Task requirements:
Among the following entries, count the lines that contain "全面深化改革" and report only the result.

(Recorded data)
--*--
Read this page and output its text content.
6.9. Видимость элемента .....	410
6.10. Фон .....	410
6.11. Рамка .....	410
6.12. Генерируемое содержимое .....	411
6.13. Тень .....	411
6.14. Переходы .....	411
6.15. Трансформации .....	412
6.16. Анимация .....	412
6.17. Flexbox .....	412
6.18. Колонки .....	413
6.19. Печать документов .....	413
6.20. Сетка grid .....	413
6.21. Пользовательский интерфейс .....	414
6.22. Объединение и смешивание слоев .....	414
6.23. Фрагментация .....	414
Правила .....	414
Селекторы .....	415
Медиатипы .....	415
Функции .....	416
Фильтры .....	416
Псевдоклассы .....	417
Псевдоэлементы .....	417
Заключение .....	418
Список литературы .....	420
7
--*--
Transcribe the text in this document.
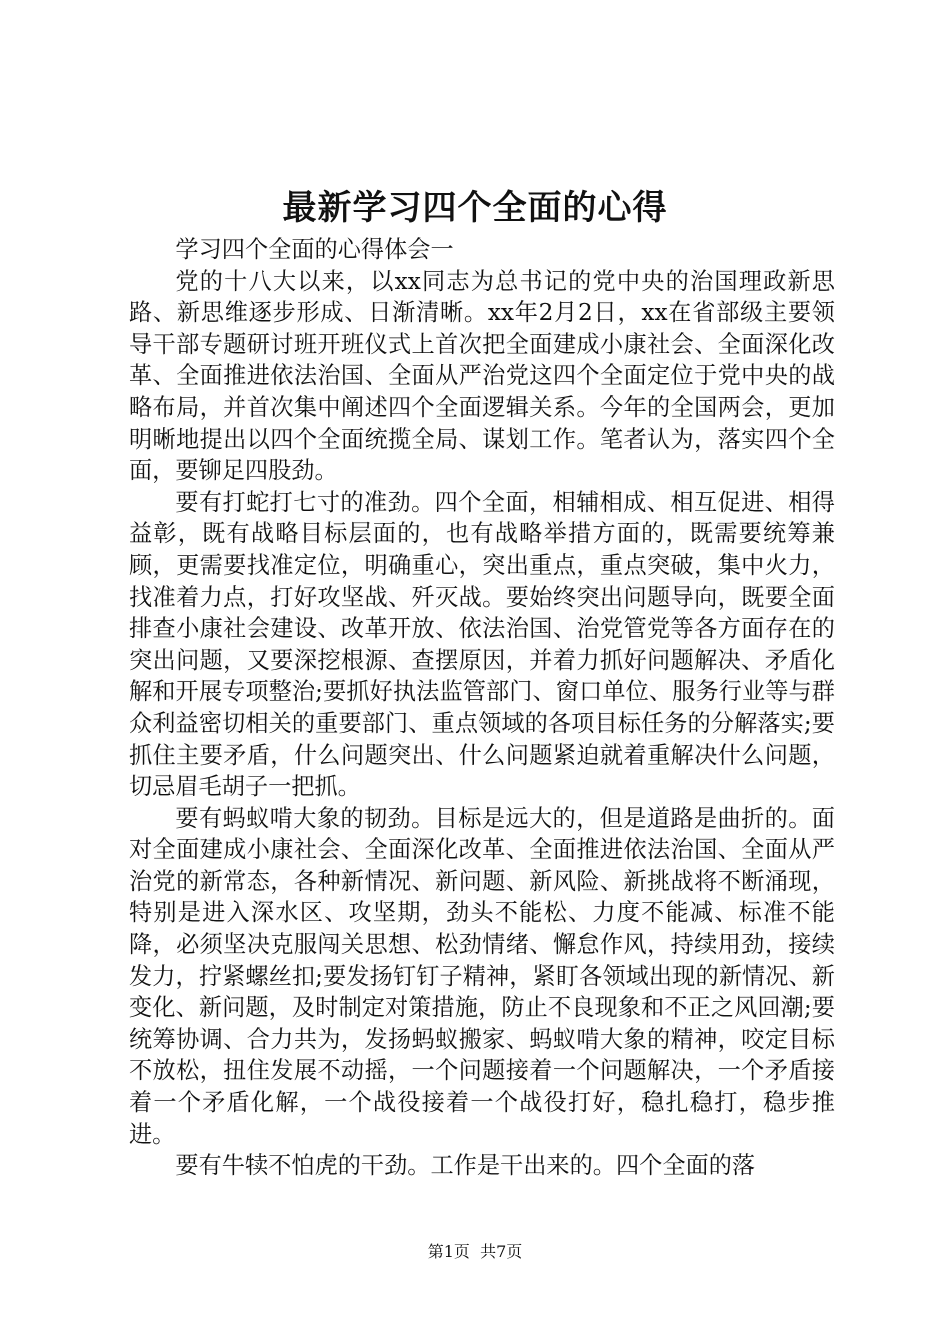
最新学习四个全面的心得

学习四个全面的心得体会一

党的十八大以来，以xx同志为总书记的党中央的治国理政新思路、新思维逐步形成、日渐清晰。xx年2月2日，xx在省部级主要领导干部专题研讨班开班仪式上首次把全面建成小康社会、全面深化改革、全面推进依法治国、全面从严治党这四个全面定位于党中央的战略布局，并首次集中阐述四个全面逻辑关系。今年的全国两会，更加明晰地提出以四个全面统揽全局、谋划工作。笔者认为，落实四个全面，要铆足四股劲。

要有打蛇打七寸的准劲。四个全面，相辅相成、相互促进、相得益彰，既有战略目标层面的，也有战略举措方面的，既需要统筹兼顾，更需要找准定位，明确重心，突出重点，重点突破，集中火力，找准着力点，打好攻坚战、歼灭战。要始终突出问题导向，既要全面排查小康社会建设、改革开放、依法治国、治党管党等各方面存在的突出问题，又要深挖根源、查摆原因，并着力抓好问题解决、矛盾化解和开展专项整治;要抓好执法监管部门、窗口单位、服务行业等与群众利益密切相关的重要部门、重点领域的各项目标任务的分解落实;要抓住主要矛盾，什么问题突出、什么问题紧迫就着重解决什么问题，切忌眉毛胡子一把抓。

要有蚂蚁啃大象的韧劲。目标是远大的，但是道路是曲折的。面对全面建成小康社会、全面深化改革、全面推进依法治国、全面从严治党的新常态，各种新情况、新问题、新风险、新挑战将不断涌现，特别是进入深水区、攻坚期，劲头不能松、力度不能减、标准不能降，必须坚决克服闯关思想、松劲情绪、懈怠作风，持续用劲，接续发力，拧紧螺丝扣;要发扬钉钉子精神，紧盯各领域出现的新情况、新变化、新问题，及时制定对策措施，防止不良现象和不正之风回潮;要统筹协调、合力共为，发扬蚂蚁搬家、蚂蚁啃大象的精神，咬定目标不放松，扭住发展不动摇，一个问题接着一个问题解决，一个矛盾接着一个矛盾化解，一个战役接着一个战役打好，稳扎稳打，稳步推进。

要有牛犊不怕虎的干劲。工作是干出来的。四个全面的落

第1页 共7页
--*--
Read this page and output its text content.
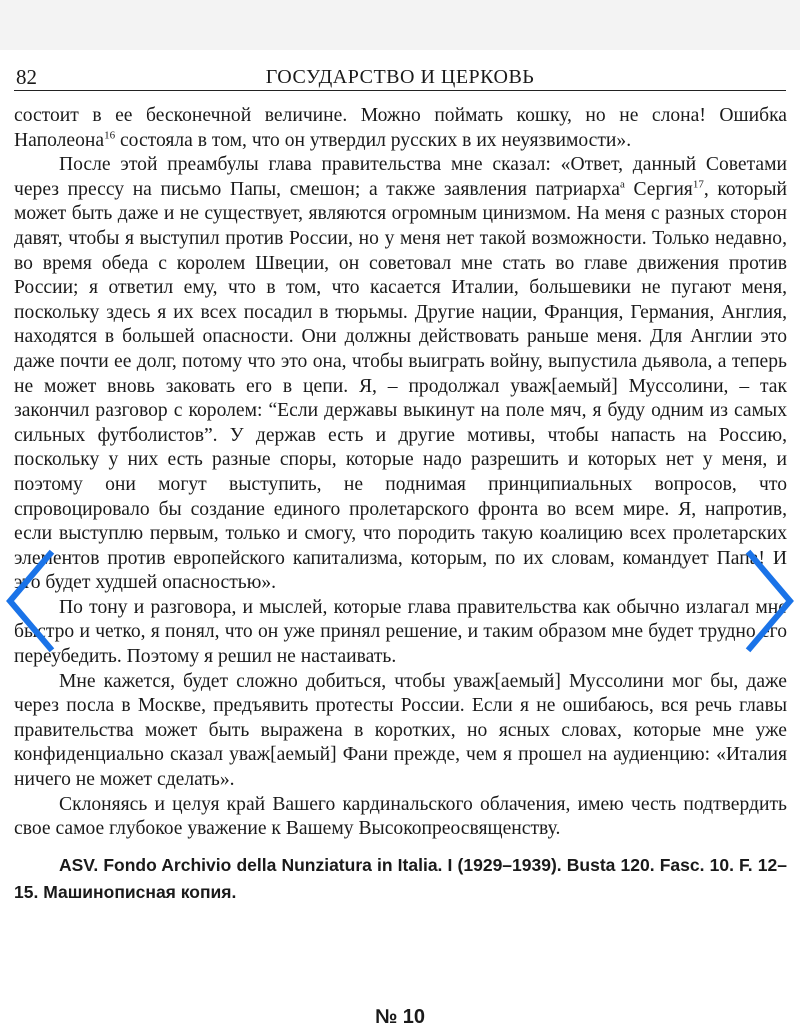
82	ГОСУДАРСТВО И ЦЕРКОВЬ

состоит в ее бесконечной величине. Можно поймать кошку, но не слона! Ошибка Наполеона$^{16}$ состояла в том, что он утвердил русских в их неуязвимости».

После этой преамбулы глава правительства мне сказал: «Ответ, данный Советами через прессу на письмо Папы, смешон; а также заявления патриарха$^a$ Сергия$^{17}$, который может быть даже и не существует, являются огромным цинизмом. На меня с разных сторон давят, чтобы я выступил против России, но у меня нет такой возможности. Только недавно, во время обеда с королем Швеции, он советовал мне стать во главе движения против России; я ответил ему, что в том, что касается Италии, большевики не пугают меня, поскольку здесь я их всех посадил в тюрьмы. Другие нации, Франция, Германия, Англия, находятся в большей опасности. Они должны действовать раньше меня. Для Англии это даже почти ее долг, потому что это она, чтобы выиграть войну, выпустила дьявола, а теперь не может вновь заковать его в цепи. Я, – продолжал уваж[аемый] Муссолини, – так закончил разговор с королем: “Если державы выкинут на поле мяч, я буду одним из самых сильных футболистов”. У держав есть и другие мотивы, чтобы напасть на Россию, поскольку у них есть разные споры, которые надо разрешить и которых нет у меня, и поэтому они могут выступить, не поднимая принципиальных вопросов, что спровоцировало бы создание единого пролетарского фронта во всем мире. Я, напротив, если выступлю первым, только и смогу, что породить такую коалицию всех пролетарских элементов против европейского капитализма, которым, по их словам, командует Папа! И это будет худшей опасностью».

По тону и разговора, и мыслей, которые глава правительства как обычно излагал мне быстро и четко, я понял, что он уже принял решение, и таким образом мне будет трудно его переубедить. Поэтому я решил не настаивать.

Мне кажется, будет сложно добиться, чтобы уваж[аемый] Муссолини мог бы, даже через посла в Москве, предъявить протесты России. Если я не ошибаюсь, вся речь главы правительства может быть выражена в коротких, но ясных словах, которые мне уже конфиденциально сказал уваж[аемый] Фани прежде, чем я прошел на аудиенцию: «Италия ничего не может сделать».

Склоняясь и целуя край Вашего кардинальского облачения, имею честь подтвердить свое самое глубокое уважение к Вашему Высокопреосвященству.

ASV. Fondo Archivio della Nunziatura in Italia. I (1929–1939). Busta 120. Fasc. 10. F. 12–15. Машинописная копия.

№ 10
--*--
The reply:
2